• What to produce: Retype all of the data exactly as given.

** Begin Dataset content **

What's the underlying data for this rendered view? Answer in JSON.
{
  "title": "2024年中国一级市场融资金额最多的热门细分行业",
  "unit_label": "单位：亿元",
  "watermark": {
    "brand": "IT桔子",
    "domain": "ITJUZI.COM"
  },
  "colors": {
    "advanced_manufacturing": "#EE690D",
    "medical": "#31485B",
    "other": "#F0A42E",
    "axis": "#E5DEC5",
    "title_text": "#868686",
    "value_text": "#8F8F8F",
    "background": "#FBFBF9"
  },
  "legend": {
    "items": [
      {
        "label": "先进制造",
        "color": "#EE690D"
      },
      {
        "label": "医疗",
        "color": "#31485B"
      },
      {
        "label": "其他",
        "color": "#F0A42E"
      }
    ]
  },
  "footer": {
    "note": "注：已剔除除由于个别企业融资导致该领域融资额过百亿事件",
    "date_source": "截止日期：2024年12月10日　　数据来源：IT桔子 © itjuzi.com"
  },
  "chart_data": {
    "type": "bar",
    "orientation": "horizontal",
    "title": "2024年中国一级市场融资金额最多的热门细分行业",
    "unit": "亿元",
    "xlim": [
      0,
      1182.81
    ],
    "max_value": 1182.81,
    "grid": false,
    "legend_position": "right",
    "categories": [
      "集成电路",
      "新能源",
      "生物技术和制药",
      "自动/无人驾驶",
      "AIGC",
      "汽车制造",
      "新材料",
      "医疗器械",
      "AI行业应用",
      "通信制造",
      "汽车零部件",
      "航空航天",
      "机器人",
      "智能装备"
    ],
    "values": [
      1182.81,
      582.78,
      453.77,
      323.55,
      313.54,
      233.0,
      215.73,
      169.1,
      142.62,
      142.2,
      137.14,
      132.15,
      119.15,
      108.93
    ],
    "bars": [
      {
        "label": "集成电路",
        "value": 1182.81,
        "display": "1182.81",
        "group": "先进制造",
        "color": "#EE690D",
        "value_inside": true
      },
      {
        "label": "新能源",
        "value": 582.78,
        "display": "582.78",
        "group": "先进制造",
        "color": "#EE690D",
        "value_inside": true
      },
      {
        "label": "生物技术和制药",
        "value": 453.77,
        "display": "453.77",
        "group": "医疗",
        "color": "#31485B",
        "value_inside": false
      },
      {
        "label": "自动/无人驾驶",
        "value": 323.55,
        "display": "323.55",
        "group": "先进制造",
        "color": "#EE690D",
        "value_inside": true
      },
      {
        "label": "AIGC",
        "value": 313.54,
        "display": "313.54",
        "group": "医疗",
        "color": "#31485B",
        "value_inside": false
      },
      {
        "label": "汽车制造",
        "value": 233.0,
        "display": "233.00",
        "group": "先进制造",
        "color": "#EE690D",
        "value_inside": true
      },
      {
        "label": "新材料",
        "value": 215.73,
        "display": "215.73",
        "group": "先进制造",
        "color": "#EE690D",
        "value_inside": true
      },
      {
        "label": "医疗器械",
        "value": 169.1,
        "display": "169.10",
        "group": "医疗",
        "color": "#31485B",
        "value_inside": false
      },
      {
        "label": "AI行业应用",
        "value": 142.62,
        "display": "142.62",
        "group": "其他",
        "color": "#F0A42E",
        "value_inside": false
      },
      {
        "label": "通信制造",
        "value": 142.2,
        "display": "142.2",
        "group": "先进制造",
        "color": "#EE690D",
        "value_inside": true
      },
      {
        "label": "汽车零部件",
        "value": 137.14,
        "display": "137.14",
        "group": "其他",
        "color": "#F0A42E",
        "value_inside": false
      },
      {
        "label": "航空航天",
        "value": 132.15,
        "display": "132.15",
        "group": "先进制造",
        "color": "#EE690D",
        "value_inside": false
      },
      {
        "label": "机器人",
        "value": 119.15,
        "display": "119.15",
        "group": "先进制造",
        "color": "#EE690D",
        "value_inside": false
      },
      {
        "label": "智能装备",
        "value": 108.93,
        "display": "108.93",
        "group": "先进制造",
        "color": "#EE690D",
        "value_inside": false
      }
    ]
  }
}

** End Dataset content **

• Reply:
What's the underlying data for this rendered view? Answer in JSON.
{
  "title": "2024年中国一级市场融资金额最多的热门细分行业",
  "unit_label": "单位：亿元",
  "watermark": {
    "brand": "IT桔子",
    "domain": "ITJUZI.COM"
  },
  "colors": {
    "advanced_manufacturing": "#EE690D",
    "medical": "#31485B",
    "other": "#F0A42E",
    "axis": "#E5DEC5",
    "title_text": "#868686",
    "value_text": "#8F8F8F",
    "background": "#FBFBF9"
  },
  "legend": {
    "items": [
      {
        "label": "先进制造",
        "color": "#EE690D"
      },
      {
        "label": "医疗",
        "color": "#31485B"
      },
      {
        "label": "其他",
        "color": "#F0A42E"
      }
    ]
  },
  "footer": {
    "note": "注：已剔除除由于个别企业融资导致该领域融资额过百亿事件",
    "date_source": "截止日期：2024年12月10日　　数据来源：IT桔子 © itjuzi.com"
  },
  "chart_data": {
    "type": "bar",
    "orientation": "horizontal",
    "title": "2024年中国一级市场融资金额最多的热门细分行业",
    "unit": "亿元",
    "xlim": [
      0,
      1182.81
    ],
    "max_value": 1182.81,
    "grid": false,
    "legend_position": "right",
    "categories": [
      "集成电路",
      "新能源",
      "生物技术和制药",
      "自动/无人驾驶",
      "AIGC",
      "汽车制造",
      "新材料",
      "医疗器械",
      "AI行业应用",
      "通信制造",
      "汽车零部件",
      "航空航天",
      "机器人",
      "智能装备"
    ],
    "values": [
      1182.81,
      582.78,
      453.77,
      323.55,
      313.54,
      233.0,
      215.73,
      169.1,
      142.62,
      142.2,
      137.14,
      132.15,
      119.15,
      108.93
    ],
    "bars": [
      {
        "label": "集成电路",
        "value": 1182.81,
        "display": "1182.81",
        "group": "先进制造",
        "color": "#EE690D",
        "value_inside": true
      },
      {
        "label": "新能源",
        "value": 582.78,
        "display": "582.78",
        "group": "先进制造",
        "color": "#EE690D",
        "value_inside": true
      },
      {
        "label": "生物技术和制药",
        "value": 453.77,
        "display": "453.77",
        "group": "医疗",
        "color": "#31485B",
        "value_inside": false
      },
      {
        "label": "自动/无人驾驶",
        "value": 323.55,
        "display": "323.55",
        "group": "先进制造",
        "color": "#EE690D",
        "value_inside": true
      },
      {
        "label": "AIGC",
        "value": 313.54,
        "display": "313.54",
        "group": "医疗",
        "color": "#31485B",
        "value_inside": false
      },
      {
        "label": "汽车制造",
        "value": 233.0,
        "display": "233.00",
        "group": "先进制造",
        "color": "#EE690D",
        "value_inside": true
      },
      {
        "label": "新材料",
        "value": 215.73,
        "display": "215.73",
        "group": "先进制造",
        "color": "#EE690D",
        "value_inside": true
      },
      {
        "label": "医疗器械",
        "value": 169.1,
        "display": "169.10",
        "group": "医疗",
        "color": "#31485B",
        "value_inside": false
      },
      {
        "label": "AI行业应用",
        "value": 142.62,
        "display": "142.62",
        "group": "其他",
        "color": "#F0A42E",
        "value_inside": false
      },
      {
        "label": "通信制造",
        "value": 142.2,
        "display": "142.2",
        "group": "先进制造",
        "color": "#EE690D",
        "value_inside": true
      },
      {
        "label": "汽车零部件",
        "value": 137.14,
        "display": "137.14",
        "group": "其他",
        "color": "#F0A42E",
        "value_inside": false
      },
      {
        "label": "航空航天",
        "value": 132.15,
        "display": "132.15",
        "group": "先进制造",
        "color": "#EE690D",
        "value_inside": false
      },
      {
        "label": "机器人",
        "value": 119.15,
        "display": "119.15",
        "group": "先进制造",
        "color": "#EE690D",
        "value_inside": false
      },
      {
        "label": "智能装备",
        "value": 108.93,
        "display": "108.93",
        "group": "先进制造",
        "color": "#EE690D",
        "value_inside": false
      }
    ]
  }
}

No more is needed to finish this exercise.